What is expected →
Where does the string "Température" appear? Copy every line of the entries below that holds it.

Data extracted from a collection
---

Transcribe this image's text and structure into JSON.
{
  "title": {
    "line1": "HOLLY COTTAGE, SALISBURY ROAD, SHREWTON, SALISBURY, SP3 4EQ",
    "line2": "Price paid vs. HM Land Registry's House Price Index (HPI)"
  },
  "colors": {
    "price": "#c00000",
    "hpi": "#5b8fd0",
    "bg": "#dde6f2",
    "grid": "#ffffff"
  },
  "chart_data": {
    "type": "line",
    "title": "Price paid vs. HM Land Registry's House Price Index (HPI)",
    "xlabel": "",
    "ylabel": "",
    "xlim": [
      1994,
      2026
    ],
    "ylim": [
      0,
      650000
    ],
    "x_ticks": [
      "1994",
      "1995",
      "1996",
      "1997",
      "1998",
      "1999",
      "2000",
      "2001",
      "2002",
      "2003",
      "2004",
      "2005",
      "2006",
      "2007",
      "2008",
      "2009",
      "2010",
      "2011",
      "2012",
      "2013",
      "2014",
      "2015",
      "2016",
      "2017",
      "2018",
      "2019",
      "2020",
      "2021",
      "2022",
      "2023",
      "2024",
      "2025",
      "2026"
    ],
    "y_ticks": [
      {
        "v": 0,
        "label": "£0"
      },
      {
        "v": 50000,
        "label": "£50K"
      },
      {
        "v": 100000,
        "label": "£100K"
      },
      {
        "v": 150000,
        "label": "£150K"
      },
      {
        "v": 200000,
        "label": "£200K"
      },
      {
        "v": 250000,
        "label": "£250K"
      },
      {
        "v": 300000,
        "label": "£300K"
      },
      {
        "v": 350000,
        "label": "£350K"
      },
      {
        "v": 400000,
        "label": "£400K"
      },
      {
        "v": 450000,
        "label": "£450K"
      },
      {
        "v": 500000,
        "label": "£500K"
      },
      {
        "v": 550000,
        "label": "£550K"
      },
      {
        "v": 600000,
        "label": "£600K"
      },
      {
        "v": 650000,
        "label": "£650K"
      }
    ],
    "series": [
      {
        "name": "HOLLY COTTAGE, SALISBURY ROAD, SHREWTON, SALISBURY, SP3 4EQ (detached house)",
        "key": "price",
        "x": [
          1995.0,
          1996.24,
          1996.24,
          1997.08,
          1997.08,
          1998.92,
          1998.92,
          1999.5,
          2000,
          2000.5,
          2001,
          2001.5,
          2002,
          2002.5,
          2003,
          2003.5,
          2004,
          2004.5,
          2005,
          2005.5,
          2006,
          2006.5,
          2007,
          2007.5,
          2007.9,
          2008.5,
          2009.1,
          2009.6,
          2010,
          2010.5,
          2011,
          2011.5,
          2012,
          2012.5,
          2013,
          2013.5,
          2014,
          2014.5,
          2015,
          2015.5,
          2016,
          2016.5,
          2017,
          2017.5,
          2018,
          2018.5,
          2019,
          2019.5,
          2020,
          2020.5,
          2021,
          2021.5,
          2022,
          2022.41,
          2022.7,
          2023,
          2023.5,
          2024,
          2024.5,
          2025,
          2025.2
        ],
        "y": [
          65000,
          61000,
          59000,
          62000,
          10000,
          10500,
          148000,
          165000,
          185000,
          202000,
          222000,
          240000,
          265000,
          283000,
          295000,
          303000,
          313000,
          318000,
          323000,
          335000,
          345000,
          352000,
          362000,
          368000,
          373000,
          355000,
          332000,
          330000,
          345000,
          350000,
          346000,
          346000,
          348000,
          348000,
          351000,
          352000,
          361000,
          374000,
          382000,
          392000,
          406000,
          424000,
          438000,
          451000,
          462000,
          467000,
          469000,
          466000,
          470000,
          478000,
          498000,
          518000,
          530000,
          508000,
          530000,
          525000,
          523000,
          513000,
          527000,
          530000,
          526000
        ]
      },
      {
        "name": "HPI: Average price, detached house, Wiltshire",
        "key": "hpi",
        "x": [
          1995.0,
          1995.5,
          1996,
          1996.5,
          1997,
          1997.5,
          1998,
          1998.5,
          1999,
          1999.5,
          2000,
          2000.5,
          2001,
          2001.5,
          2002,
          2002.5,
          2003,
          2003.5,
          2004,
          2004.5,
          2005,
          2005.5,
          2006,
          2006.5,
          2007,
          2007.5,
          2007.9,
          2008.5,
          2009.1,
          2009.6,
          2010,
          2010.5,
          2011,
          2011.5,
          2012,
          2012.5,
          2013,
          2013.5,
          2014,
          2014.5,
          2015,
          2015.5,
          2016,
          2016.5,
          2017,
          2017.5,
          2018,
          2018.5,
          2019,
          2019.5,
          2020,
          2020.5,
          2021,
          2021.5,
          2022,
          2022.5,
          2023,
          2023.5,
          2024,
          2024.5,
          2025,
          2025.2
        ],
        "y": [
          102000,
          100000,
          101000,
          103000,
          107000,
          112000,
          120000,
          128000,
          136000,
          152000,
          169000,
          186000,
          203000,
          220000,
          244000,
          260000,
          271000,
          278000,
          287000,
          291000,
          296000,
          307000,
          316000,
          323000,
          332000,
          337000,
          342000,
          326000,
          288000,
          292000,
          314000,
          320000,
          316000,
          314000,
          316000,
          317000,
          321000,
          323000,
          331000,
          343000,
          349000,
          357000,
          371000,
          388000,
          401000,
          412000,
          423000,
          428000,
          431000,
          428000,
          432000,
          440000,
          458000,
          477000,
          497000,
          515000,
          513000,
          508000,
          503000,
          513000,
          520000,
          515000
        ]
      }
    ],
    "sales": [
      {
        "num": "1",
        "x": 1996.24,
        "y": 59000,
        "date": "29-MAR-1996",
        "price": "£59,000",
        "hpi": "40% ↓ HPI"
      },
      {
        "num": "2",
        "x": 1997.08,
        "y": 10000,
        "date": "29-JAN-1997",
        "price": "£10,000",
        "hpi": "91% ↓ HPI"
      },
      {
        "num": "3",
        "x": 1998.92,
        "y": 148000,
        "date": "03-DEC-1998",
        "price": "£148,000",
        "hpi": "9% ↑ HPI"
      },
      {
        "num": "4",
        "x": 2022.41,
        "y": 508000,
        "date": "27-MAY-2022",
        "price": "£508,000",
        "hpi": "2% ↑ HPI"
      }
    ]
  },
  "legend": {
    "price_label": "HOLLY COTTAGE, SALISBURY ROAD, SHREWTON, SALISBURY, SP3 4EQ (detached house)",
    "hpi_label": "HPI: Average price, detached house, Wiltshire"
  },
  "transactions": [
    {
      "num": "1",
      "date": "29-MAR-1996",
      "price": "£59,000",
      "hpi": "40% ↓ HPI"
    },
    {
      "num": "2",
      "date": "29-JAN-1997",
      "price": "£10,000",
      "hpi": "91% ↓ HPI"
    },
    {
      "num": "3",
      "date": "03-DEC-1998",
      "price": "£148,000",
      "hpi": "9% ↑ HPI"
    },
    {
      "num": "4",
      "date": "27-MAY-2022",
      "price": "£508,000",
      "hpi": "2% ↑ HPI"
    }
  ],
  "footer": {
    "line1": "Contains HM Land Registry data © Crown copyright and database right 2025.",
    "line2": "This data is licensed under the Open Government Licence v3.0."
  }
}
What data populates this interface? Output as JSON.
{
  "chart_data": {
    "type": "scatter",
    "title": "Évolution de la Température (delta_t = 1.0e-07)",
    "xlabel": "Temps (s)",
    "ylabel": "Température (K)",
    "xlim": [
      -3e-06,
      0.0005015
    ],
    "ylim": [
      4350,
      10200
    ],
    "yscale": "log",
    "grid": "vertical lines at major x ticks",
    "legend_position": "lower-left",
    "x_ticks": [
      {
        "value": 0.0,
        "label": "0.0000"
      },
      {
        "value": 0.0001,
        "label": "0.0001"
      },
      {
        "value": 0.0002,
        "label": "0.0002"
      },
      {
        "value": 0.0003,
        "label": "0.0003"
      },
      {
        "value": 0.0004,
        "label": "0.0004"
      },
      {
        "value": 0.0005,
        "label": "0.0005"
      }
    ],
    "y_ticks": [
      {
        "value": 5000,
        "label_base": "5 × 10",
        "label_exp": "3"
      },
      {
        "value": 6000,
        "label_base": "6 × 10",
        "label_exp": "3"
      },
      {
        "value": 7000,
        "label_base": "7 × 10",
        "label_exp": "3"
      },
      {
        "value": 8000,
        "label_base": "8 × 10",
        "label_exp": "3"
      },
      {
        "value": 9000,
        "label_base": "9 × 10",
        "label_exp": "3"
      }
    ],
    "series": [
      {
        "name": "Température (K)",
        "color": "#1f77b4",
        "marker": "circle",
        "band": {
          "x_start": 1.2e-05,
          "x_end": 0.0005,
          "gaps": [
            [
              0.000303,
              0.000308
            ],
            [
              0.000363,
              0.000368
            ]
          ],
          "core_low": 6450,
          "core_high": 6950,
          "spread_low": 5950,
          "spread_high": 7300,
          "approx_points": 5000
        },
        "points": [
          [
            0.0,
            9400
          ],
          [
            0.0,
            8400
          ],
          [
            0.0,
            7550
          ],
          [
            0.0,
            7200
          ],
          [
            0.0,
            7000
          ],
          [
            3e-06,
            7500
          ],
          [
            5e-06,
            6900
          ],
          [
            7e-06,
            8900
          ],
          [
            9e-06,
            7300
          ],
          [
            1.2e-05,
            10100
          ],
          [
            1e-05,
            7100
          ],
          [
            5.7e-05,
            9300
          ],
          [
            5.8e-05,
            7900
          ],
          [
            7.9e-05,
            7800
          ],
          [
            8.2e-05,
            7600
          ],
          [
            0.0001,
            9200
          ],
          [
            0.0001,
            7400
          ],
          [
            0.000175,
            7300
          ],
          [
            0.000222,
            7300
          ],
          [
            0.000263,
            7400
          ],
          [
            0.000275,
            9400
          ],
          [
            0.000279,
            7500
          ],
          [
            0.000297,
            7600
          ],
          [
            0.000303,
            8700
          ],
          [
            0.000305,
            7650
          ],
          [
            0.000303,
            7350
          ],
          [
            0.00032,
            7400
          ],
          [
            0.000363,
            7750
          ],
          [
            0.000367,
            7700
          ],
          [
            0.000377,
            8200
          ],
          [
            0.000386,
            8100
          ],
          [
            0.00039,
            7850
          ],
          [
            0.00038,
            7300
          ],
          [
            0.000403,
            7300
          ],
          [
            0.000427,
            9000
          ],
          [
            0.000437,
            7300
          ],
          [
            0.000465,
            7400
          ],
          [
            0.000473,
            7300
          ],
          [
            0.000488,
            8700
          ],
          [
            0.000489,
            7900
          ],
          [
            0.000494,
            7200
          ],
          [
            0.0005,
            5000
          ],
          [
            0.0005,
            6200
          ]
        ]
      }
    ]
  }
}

---

Finished exercise →
    "title": "Évolution de la Température (delta_t = 1.0e-07)",
    "ylabel": "Température (K)",
        "name": "Température (K)",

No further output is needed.